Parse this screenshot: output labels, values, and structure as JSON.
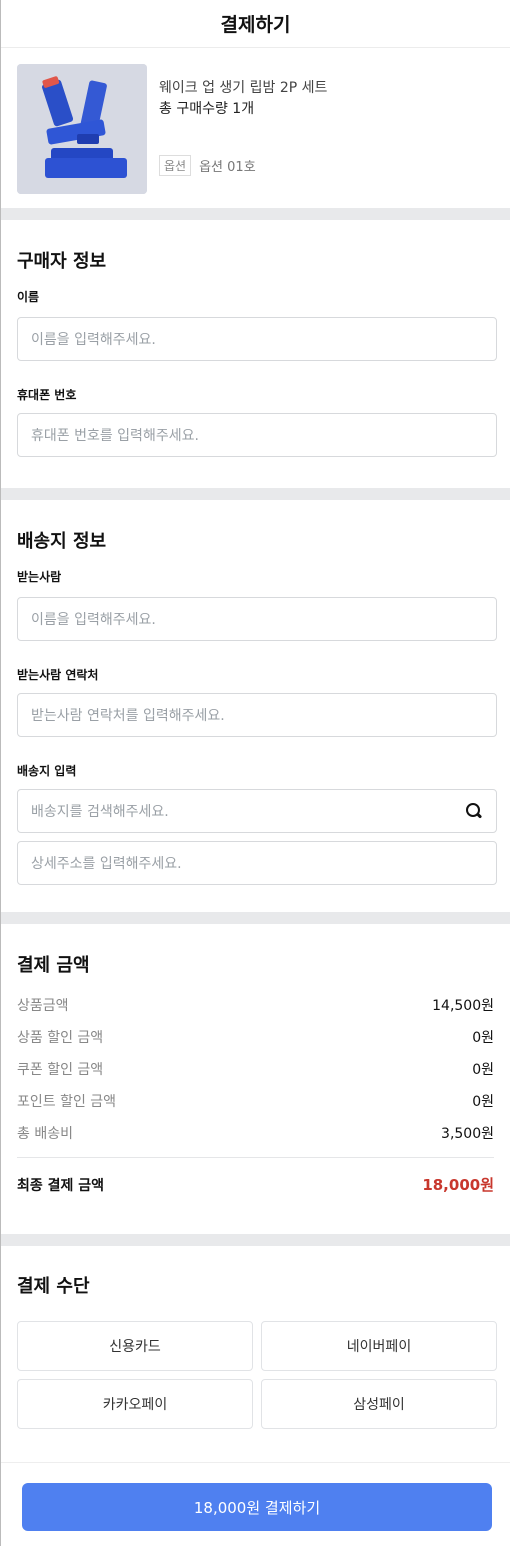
{
  "header": {
    "title": "결제하기"
  },
  "product": {
    "image_icon": "lipbalm-product-image",
    "name": "웨이크 업 생기 립밤 2P 세트",
    "quantity": "총 구매수량 1개",
    "option_tag": "옵션",
    "option_value": "옵션 01호"
  },
  "buyer": {
    "title": "구매자 정보",
    "name_label": "이름",
    "name_placeholder": "이름을 입력해주세요.",
    "phone_label": "휴대폰 번호",
    "phone_placeholder": "휴대폰 번호를 입력해주세요."
  },
  "shipping": {
    "title": "배송지 정보",
    "recipient_label": "받는사람",
    "recipient_placeholder": "이름을 입력해주세요.",
    "contact_label": "받는사람 연락처",
    "contact_placeholder": "받는사람 연락처를 입력해주세요.",
    "address_label": "배송지 입력",
    "address_placeholder": "배송지를 검색해주세요.",
    "detail_placeholder": "상세주소를 입력해주세요."
  },
  "payment_amount": {
    "title": "결제 금액",
    "rows": [
      {
        "label": "상품금액",
        "value": "14,500원"
      },
      {
        "label": "상품 할인 금액",
        "value": "0원"
      },
      {
        "label": "쿠폰 할인 금액",
        "value": "0원"
      },
      {
        "label": "포인트 할인 금액",
        "value": "0원"
      },
      {
        "label": "총 배송비",
        "value": "3,500원"
      }
    ],
    "total_label": "최종 결제 금액",
    "total_value": "18,000원"
  },
  "payment_method": {
    "title": "결제 수단",
    "options": [
      "신용카드",
      "네이버페이",
      "카카오페이",
      "삼성페이"
    ]
  },
  "submit": {
    "label": "18,000원 결제하기"
  },
  "colors": {
    "accent": "#4f80f0",
    "total": "#c8372d",
    "divider": "#e8e9eb"
  }
}
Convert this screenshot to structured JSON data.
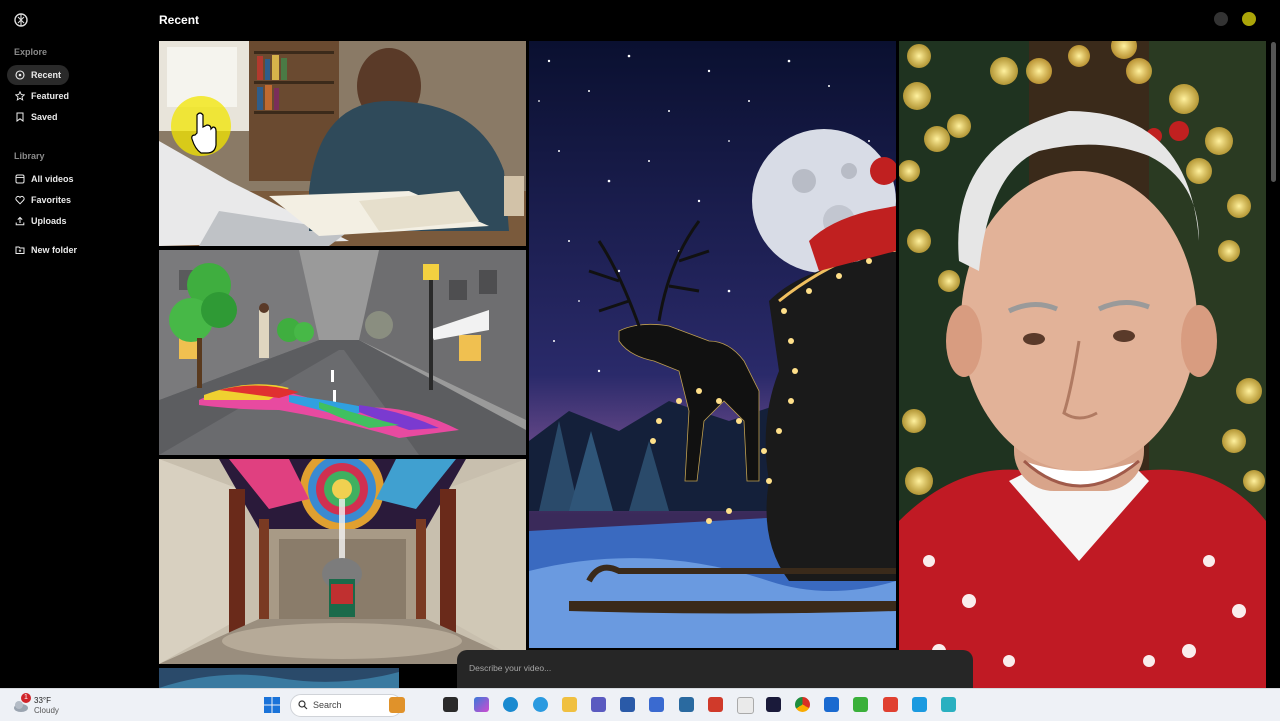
{
  "header": {
    "title": "Recent"
  },
  "sidebar": {
    "explore_label": "Explore",
    "explore_items": [
      {
        "label": "Recent",
        "icon": "clock-icon",
        "active": true
      },
      {
        "label": "Featured",
        "icon": "star-icon"
      },
      {
        "label": "Saved",
        "icon": "bookmark-icon"
      }
    ],
    "library_label": "Library",
    "library_items": [
      {
        "label": "All videos",
        "icon": "video-icon"
      },
      {
        "label": "Favorites",
        "icon": "heart-icon"
      },
      {
        "label": "Uploads",
        "icon": "upload-icon"
      },
      {
        "label": "New folder",
        "icon": "folder-plus-icon"
      }
    ]
  },
  "grid": {
    "tiles": [
      {
        "name": "tile-student-studying",
        "icon": "video-thumbnail"
      },
      {
        "name": "tile-rainbow-street",
        "icon": "video-thumbnail"
      },
      {
        "name": "tile-elephant-hall",
        "icon": "video-thumbnail"
      },
      {
        "name": "tile-santa-sleigh",
        "icon": "video-thumbnail"
      },
      {
        "name": "tile-smiling-man",
        "icon": "video-thumbnail"
      }
    ]
  },
  "prompt": {
    "placeholder": "Describe your video..."
  },
  "taskbar": {
    "weather_temp": "33°F",
    "weather_desc": "Cloudy",
    "weather_badge": "1",
    "search_label": "Search"
  },
  "colors": {
    "background": "#000000",
    "active_nav": "#2a2a2a",
    "cursor_highlight": "#f2e600",
    "taskbar": "#eef1f6"
  }
}
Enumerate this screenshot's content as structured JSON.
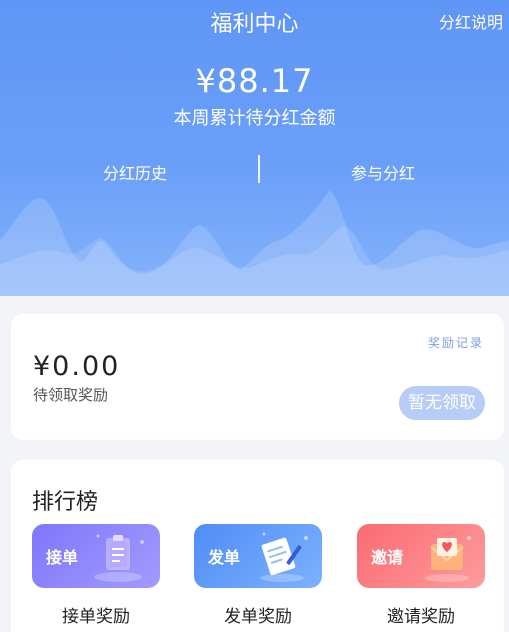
{
  "header": {
    "title": "福利中心",
    "explain_label": "分红说明",
    "amount": "¥88.17",
    "amount_label": "本周累计待分红金额",
    "history_label": "分红历史",
    "join_label": "参与分红"
  },
  "reward": {
    "amount": "¥0.00",
    "label": "待领取奖励",
    "record_label": "奖励记录",
    "claim_label": "暂无领取"
  },
  "ranking": {
    "title": "排行榜",
    "tiles": [
      {
        "badge": "接单",
        "caption": "接单奖励",
        "icon": "clipboard-icon"
      },
      {
        "badge": "发单",
        "caption": "发单奖励",
        "icon": "document-pen-icon"
      },
      {
        "badge": "邀请",
        "caption": "邀请奖励",
        "icon": "heart-envelope-icon"
      }
    ]
  },
  "colors": {
    "hero": "#6a9ff8",
    "claim_button": "#b7cdf6",
    "tile_order": "#8b83fc",
    "tile_post": "#5f9af9",
    "tile_invite": "#fc7b82"
  }
}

WORK REQUIRED => Identify which lines contain the word "받는사람" and copy each one.

EXPECTED ANSWER =>
    "recipient_label": "받는사람",
    "contact_label": "받는사람 연락처",
    "contact_placeholder": "받는사람 연락처를 입력해주세요.",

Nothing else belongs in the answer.